====== Dataset content ======

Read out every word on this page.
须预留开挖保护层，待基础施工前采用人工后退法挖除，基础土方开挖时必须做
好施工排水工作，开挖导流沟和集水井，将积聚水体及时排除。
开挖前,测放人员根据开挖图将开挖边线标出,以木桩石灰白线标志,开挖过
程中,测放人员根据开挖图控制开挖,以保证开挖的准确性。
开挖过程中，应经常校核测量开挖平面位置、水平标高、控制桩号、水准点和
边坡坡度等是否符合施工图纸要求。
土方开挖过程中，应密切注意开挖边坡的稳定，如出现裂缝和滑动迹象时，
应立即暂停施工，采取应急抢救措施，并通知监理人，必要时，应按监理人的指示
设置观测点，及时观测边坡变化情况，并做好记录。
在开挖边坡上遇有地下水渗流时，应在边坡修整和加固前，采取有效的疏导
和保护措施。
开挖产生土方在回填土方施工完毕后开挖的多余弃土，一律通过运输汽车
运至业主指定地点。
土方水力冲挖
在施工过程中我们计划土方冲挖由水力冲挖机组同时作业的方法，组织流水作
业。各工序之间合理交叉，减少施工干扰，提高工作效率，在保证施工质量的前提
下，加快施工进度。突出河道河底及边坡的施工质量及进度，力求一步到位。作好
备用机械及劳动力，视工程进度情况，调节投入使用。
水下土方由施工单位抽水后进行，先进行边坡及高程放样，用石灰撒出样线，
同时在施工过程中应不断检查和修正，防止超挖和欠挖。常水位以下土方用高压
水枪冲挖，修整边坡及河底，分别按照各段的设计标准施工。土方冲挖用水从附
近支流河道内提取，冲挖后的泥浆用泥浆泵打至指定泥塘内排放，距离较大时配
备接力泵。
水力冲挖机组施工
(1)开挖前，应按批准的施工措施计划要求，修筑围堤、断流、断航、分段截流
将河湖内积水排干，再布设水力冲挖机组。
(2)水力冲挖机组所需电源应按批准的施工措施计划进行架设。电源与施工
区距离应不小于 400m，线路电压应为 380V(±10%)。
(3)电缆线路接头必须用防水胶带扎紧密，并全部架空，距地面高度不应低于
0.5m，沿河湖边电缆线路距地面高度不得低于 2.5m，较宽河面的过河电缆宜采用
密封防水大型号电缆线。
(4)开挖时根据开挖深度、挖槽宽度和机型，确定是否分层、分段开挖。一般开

======

Request ->
Give all of the entries again, word for word.

Task output ->
Read out every word on this page.
须预留开挖保护层，待基础施工前采用人工后退法挖除，基础土方开挖时必须做
好施工排水工作，开挖导流沟和集水井，将积聚水体及时排除。
开挖前,测放人员根据开挖图将开挖边线标出,以木桩石灰白线标志,开挖过
程中,测放人员根据开挖图控制开挖,以保证开挖的准确性。
开挖过程中，应经常校核测量开挖平面位置、水平标高、控制桩号、水准点和
边坡坡度等是否符合施工图纸要求。
土方开挖过程中，应密切注意开挖边坡的稳定，如出现裂缝和滑动迹象时，
应立即暂停施工，采取应急抢救措施，并通知监理人，必要时，应按监理人的指示
设置观测点，及时观测边坡变化情况，并做好记录。
在开挖边坡上遇有地下水渗流时，应在边坡修整和加固前，采取有效的疏导
和保护措施。
开挖产生土方在回填土方施工完毕后开挖的多余弃土，一律通过运输汽车
运至业主指定地点。
土方水力冲挖
在施工过程中我们计划土方冲挖由水力冲挖机组同时作业的方法，组织流水作
业。各工序之间合理交叉，减少施工干扰，提高工作效率，在保证施工质量的前提
下，加快施工进度。突出河道河底及边坡的施工质量及进度，力求一步到位。作好
备用机械及劳动力，视工程进度情况，调节投入使用。
水下土方由施工单位抽水后进行，先进行边坡及高程放样，用石灰撒出样线，
同时在施工过程中应不断检查和修正，防止超挖和欠挖。常水位以下土方用高压
水枪冲挖，修整边坡及河底，分别按照各段的设计标准施工。土方冲挖用水从附
近支流河道内提取，冲挖后的泥浆用泥浆泵打至指定泥塘内排放，距离较大时配
备接力泵。
水力冲挖机组施工
(1)开挖前，应按批准的施工措施计划要求，修筑围堤、断流、断航、分段截流
将河湖内积水排干，再布设水力冲挖机组。
(2)水力冲挖机组所需电源应按批准的施工措施计划进行架设。电源与施工
区距离应不小于 400m，线路电压应为 380V(±10%)。
(3)电缆线路接头必须用防水胶带扎紧密，并全部架空，距地面高度不应低于
0.5m，沿河湖边电缆线路距地面高度不得低于 2.5m，较宽河面的过河电缆宜采用
密封防水大型号电缆线。
(4)开挖时根据开挖深度、挖槽宽度和机型，确定是否分层、分段开挖。一般开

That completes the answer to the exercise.